(Records that describe figures)
__________
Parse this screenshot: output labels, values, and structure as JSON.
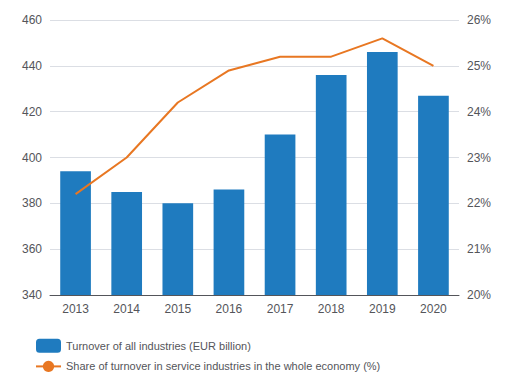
{
  "chart_data": {
    "type": "bar",
    "categories": [
      "2013",
      "2014",
      "2015",
      "2016",
      "2017",
      "2018",
      "2019",
      "2020"
    ],
    "series": [
      {
        "name": "Turnover of all industries (EUR billion)",
        "type": "bar",
        "color": "#1f7bbf",
        "values": [
          394,
          385,
          380,
          386,
          410,
          436,
          446,
          427
        ]
      },
      {
        "name": "Share of turnover in service industries in the whole economy (%)",
        "type": "line",
        "color": "#e87722",
        "axis": "y2",
        "values": [
          22.2,
          23.0,
          24.2,
          24.9,
          25.2,
          25.2,
          25.6,
          25.0
        ]
      }
    ],
    "ylim": [
      340,
      460
    ],
    "yticks": [
      340,
      360,
      380,
      400,
      420,
      440,
      460
    ],
    "y2lim": [
      20,
      26
    ],
    "y2ticks": [
      {
        "value": 20,
        "label": "20%"
      },
      {
        "value": 21,
        "label": "21%"
      },
      {
        "value": 22,
        "label": "22%"
      },
      {
        "value": 23,
        "label": "23%"
      },
      {
        "value": 24,
        "label": "24%"
      },
      {
        "value": 25,
        "label": "25%"
      },
      {
        "value": 26,
        "label": "26%"
      }
    ],
    "grid": true,
    "legend": "lower left"
  }
}
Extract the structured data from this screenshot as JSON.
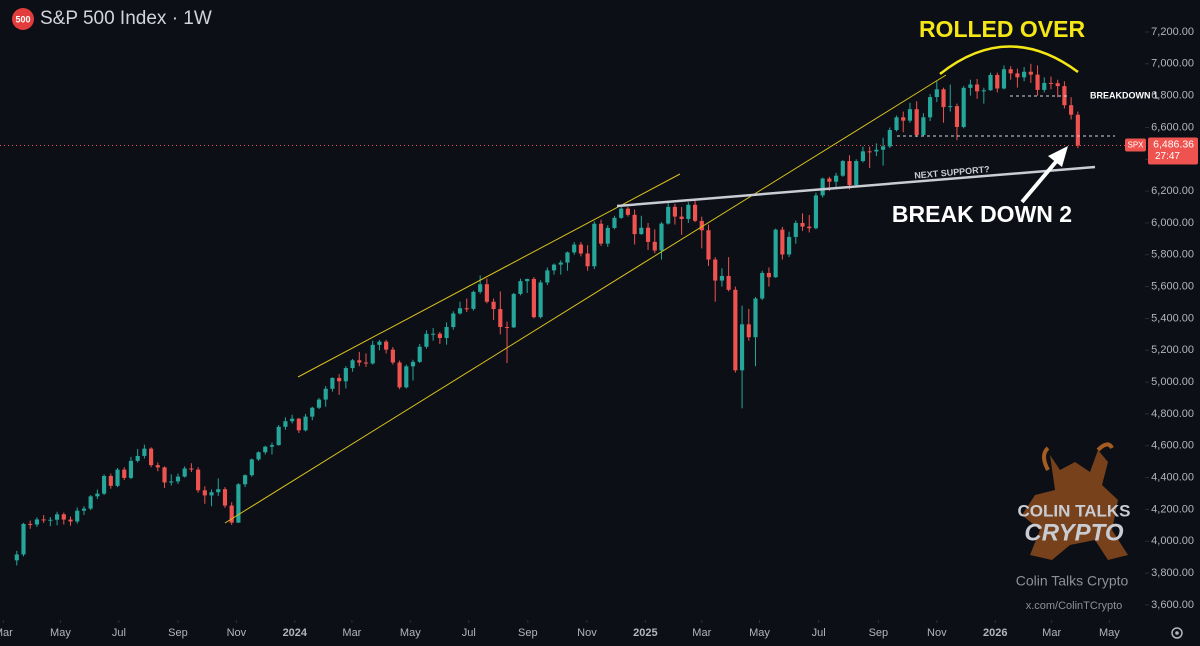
{
  "chart_data": {
    "type": "candlestick",
    "badge": "500",
    "title": "S&P 500 Index · 1W",
    "ylim": [
      3505,
      7401
    ],
    "yticks": [
      {
        "value": 3600,
        "label": "3,600.00"
      },
      {
        "value": 3800,
        "label": "3,800.00"
      },
      {
        "value": 4000,
        "label": "4,000.00"
      },
      {
        "value": 4200,
        "label": "4,200.00"
      },
      {
        "value": 4400,
        "label": "4,400.00"
      },
      {
        "value": 4600,
        "label": "4,600.00"
      },
      {
        "value": 4800,
        "label": "4,800.00"
      },
      {
        "value": 5000,
        "label": "5,000.00"
      },
      {
        "value": 5200,
        "label": "5,200.00"
      },
      {
        "value": 5400,
        "label": "5,400.00"
      },
      {
        "value": 5600,
        "label": "5,600.00"
      },
      {
        "value": 5800,
        "label": "5,800.00"
      },
      {
        "value": 6000,
        "label": "6,000.00"
      },
      {
        "value": 6200,
        "label": "6,200.00"
      },
      {
        "value": 6400,
        "label": "6,400.00"
      },
      {
        "value": 6600,
        "label": "6,600.00"
      },
      {
        "value": 6800,
        "label": "6,800.00"
      },
      {
        "value": 7000,
        "label": "7,000.00"
      },
      {
        "value": 7200,
        "label": "7,200.00"
      }
    ],
    "xlim": [
      -2.5,
      168
    ],
    "xticks": [
      {
        "value": -2,
        "label": "Mar"
      },
      {
        "value": 6.5,
        "label": "May"
      },
      {
        "value": 15.2,
        "label": "Jul"
      },
      {
        "value": 24,
        "label": "Sep"
      },
      {
        "value": 32.7,
        "label": "Nov"
      },
      {
        "value": 41.4,
        "label": "2024"
      },
      {
        "value": 49.9,
        "label": "Mar"
      },
      {
        "value": 58.6,
        "label": "May"
      },
      {
        "value": 67.3,
        "label": "Jul"
      },
      {
        "value": 76.1,
        "label": "Sep"
      },
      {
        "value": 84.9,
        "label": "Nov"
      },
      {
        "value": 93.6,
        "label": "2025"
      },
      {
        "value": 102,
        "label": "Mar"
      },
      {
        "value": 110.6,
        "label": "May"
      },
      {
        "value": 119.4,
        "label": "Jul"
      },
      {
        "value": 128.3,
        "label": "Sep"
      },
      {
        "value": 137,
        "label": "Nov"
      },
      {
        "value": 145.7,
        "label": "2026"
      },
      {
        "value": 154.1,
        "label": "Mar"
      },
      {
        "value": 162.7,
        "label": "May"
      }
    ],
    "series": [
      {
        "name": "SPX",
        "up_color": "#26a69a",
        "down_color": "#ef5350",
        "values": [
          [
            3880,
            3940,
            3848,
            3917
          ],
          [
            3917,
            4115,
            3905,
            4109
          ],
          [
            4109,
            4130,
            4078,
            4105
          ],
          [
            4105,
            4150,
            4090,
            4137
          ],
          [
            4137,
            4165,
            4115,
            4133
          ],
          [
            4133,
            4152,
            4095,
            4135
          ],
          [
            4135,
            4185,
            4100,
            4169
          ],
          [
            4169,
            4180,
            4105,
            4136
          ],
          [
            4136,
            4155,
            4098,
            4124
          ],
          [
            4124,
            4212,
            4110,
            4192
          ],
          [
            4192,
            4220,
            4165,
            4205
          ],
          [
            4205,
            4290,
            4195,
            4282
          ],
          [
            4282,
            4325,
            4265,
            4299
          ],
          [
            4299,
            4420,
            4290,
            4410
          ],
          [
            4410,
            4425,
            4330,
            4348
          ],
          [
            4348,
            4460,
            4340,
            4450
          ],
          [
            4450,
            4465,
            4385,
            4398
          ],
          [
            4398,
            4530,
            4390,
            4505
          ],
          [
            4505,
            4580,
            4495,
            4536
          ],
          [
            4536,
            4607,
            4520,
            4582
          ],
          [
            4582,
            4590,
            4465,
            4478
          ],
          [
            4478,
            4495,
            4440,
            4464
          ],
          [
            4464,
            4470,
            4335,
            4369
          ],
          [
            4369,
            4420,
            4350,
            4376
          ],
          [
            4376,
            4425,
            4360,
            4406
          ],
          [
            4406,
            4470,
            4400,
            4457
          ],
          [
            4457,
            4490,
            4435,
            4450
          ],
          [
            4450,
            4465,
            4305,
            4320
          ],
          [
            4320,
            4345,
            4235,
            4288
          ],
          [
            4288,
            4325,
            4220,
            4308
          ],
          [
            4308,
            4395,
            4285,
            4327
          ],
          [
            4327,
            4340,
            4210,
            4224
          ],
          [
            4224,
            4245,
            4103,
            4117
          ],
          [
            4117,
            4365,
            4115,
            4358
          ],
          [
            4358,
            4420,
            4340,
            4415
          ],
          [
            4415,
            4520,
            4405,
            4514
          ],
          [
            4514,
            4565,
            4505,
            4559
          ],
          [
            4559,
            4600,
            4545,
            4594
          ],
          [
            4594,
            4620,
            4545,
            4604
          ],
          [
            4604,
            4730,
            4600,
            4719
          ],
          [
            4719,
            4778,
            4700,
            4754
          ],
          [
            4754,
            4795,
            4740,
            4770
          ],
          [
            4770,
            4775,
            4680,
            4697
          ],
          [
            4697,
            4800,
            4690,
            4783
          ],
          [
            4783,
            4845,
            4760,
            4839
          ],
          [
            4839,
            4900,
            4830,
            4890
          ],
          [
            4890,
            4975,
            4845,
            4958
          ],
          [
            4958,
            5030,
            4940,
            5026
          ],
          [
            5026,
            5050,
            4920,
            5005
          ],
          [
            5005,
            5100,
            4960,
            5088
          ],
          [
            5088,
            5145,
            5065,
            5137
          ],
          [
            5137,
            5190,
            5100,
            5123
          ],
          [
            5123,
            5180,
            5095,
            5117
          ],
          [
            5117,
            5260,
            5110,
            5234
          ],
          [
            5234,
            5265,
            5200,
            5254
          ],
          [
            5254,
            5265,
            5180,
            5204
          ],
          [
            5204,
            5220,
            5110,
            5123
          ],
          [
            5123,
            5135,
            4955,
            4967
          ],
          [
            4967,
            5110,
            4960,
            5099
          ],
          [
            5099,
            5140,
            5010,
            5127
          ],
          [
            5127,
            5240,
            5120,
            5222
          ],
          [
            5222,
            5325,
            5210,
            5303
          ],
          [
            5303,
            5340,
            5260,
            5304
          ],
          [
            5304,
            5315,
            5240,
            5277
          ],
          [
            5277,
            5375,
            5235,
            5346
          ],
          [
            5346,
            5445,
            5330,
            5431
          ],
          [
            5431,
            5505,
            5425,
            5464
          ],
          [
            5464,
            5525,
            5440,
            5460
          ],
          [
            5460,
            5575,
            5450,
            5567
          ],
          [
            5567,
            5670,
            5555,
            5615
          ],
          [
            5615,
            5650,
            5495,
            5505
          ],
          [
            5505,
            5525,
            5390,
            5459
          ],
          [
            5459,
            5570,
            5300,
            5346
          ],
          [
            5346,
            5380,
            5120,
            5344
          ],
          [
            5344,
            5560,
            5340,
            5554
          ],
          [
            5554,
            5650,
            5545,
            5634
          ],
          [
            5634,
            5650,
            5560,
            5648
          ],
          [
            5648,
            5660,
            5400,
            5408
          ],
          [
            5408,
            5640,
            5400,
            5626
          ],
          [
            5626,
            5720,
            5610,
            5702
          ],
          [
            5702,
            5745,
            5675,
            5738
          ],
          [
            5738,
            5765,
            5675,
            5751
          ],
          [
            5751,
            5820,
            5700,
            5815
          ],
          [
            5815,
            5880,
            5800,
            5864
          ],
          [
            5864,
            5880,
            5790,
            5808
          ],
          [
            5808,
            5860,
            5700,
            5728
          ],
          [
            5728,
            6010,
            5710,
            5995
          ],
          [
            5995,
            6020,
            5855,
            5870
          ],
          [
            5870,
            5985,
            5850,
            5969
          ],
          [
            5969,
            6045,
            5960,
            6032
          ],
          [
            6032,
            6100,
            6025,
            6090
          ],
          [
            6090,
            6100,
            6040,
            6051
          ],
          [
            6051,
            6085,
            5865,
            5930
          ],
          [
            5930,
            6045,
            5925,
            5970
          ],
          [
            5970,
            6000,
            5830,
            5881
          ],
          [
            5881,
            5960,
            5810,
            5827
          ],
          [
            5827,
            6005,
            5770,
            5996
          ],
          [
            5996,
            6130,
            5990,
            6101
          ],
          [
            6101,
            6120,
            5990,
            6040
          ],
          [
            6040,
            6100,
            5925,
            6025
          ],
          [
            6025,
            6130,
            6000,
            6114
          ],
          [
            6114,
            6147,
            6005,
            6013
          ],
          [
            6013,
            6040,
            5840,
            5954
          ],
          [
            5954,
            5990,
            5730,
            5770
          ],
          [
            5770,
            5785,
            5505,
            5638
          ],
          [
            5638,
            5715,
            5600,
            5667
          ],
          [
            5667,
            5785,
            5570,
            5580
          ],
          [
            5580,
            5600,
            5060,
            5074
          ],
          [
            5074,
            5480,
            4835,
            5363
          ],
          [
            5363,
            5460,
            5260,
            5282
          ],
          [
            5282,
            5535,
            5100,
            5525
          ],
          [
            5525,
            5700,
            5515,
            5686
          ],
          [
            5686,
            5720,
            5600,
            5659
          ],
          [
            5659,
            5965,
            5655,
            5958
          ],
          [
            5958,
            5975,
            5770,
            5802
          ],
          [
            5802,
            5945,
            5785,
            5912
          ],
          [
            5912,
            6015,
            5870,
            6000
          ],
          [
            6000,
            6060,
            5950,
            5977
          ],
          [
            5977,
            6050,
            5940,
            5967
          ],
          [
            5967,
            6190,
            5960,
            6173
          ],
          [
            6173,
            6285,
            6160,
            6279
          ],
          [
            6279,
            6290,
            6200,
            6259
          ],
          [
            6259,
            6315,
            6220,
            6297
          ],
          [
            6297,
            6395,
            6290,
            6389
          ],
          [
            6389,
            6425,
            6210,
            6238
          ],
          [
            6238,
            6400,
            6230,
            6389
          ],
          [
            6389,
            6480,
            6380,
            6450
          ],
          [
            6450,
            6480,
            6345,
            6449
          ],
          [
            6449,
            6500,
            6420,
            6460
          ],
          [
            6460,
            6535,
            6360,
            6481
          ],
          [
            6481,
            6600,
            6470,
            6584
          ],
          [
            6584,
            6675,
            6575,
            6664
          ],
          [
            6664,
            6700,
            6570,
            6643
          ],
          [
            6643,
            6755,
            6630,
            6715
          ],
          [
            6715,
            6765,
            6540,
            6553
          ],
          [
            6553,
            6690,
            6545,
            6664
          ],
          [
            6664,
            6810,
            6640,
            6791
          ],
          [
            6791,
            6890,
            6760,
            6840
          ],
          [
            6840,
            6850,
            6630,
            6728
          ],
          [
            6728,
            6870,
            6700,
            6734
          ],
          [
            6734,
            6750,
            6520,
            6603
          ],
          [
            6603,
            6860,
            6595,
            6849
          ],
          [
            6849,
            6900,
            6800,
            6870
          ],
          [
            6870,
            6905,
            6780,
            6827
          ],
          [
            6827,
            6850,
            6750,
            6834
          ],
          [
            6834,
            6945,
            6830,
            6930
          ],
          [
            6930,
            6945,
            6820,
            6845
          ],
          [
            6845,
            6990,
            6840,
            6966
          ],
          [
            6966,
            6985,
            6900,
            6940
          ],
          [
            6940,
            6970,
            6850,
            6915
          ],
          [
            6915,
            6980,
            6890,
            6950
          ],
          [
            6950,
            7000,
            6880,
            6932
          ],
          [
            6932,
            6990,
            6800,
            6836
          ],
          [
            6836,
            6915,
            6820,
            6880
          ],
          [
            6880,
            6920,
            6840,
            6878
          ],
          [
            6878,
            6900,
            6790,
            6860
          ],
          [
            6860,
            6890,
            6720,
            6740
          ],
          [
            6740,
            6790,
            6650,
            6680
          ],
          [
            6680,
            6700,
            6470,
            6486.36
          ]
        ]
      }
    ],
    "last_price": {
      "value": 6486.36,
      "label": "6,486.36"
    },
    "countdown": "27:47",
    "annotations": {
      "rolled_over": "ROLLED OVER",
      "breakdown_1": "BREAKDOWN 1",
      "next_support": "NEXT SUPPORT?",
      "breakdown_2": "BREAK DOWN 2"
    },
    "watermark": {
      "logo_line_1": "COLIN TALKS",
      "logo_line_2": "CRYPTO",
      "name": "Colin Talks Crypto",
      "handle": "x.com/ColinTCrypto"
    }
  }
}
__________
**Exercise goal:** What is the number of lines in the data that hold the string "screenshot"? Answer with the number only.

**Reply to the exercise:** 2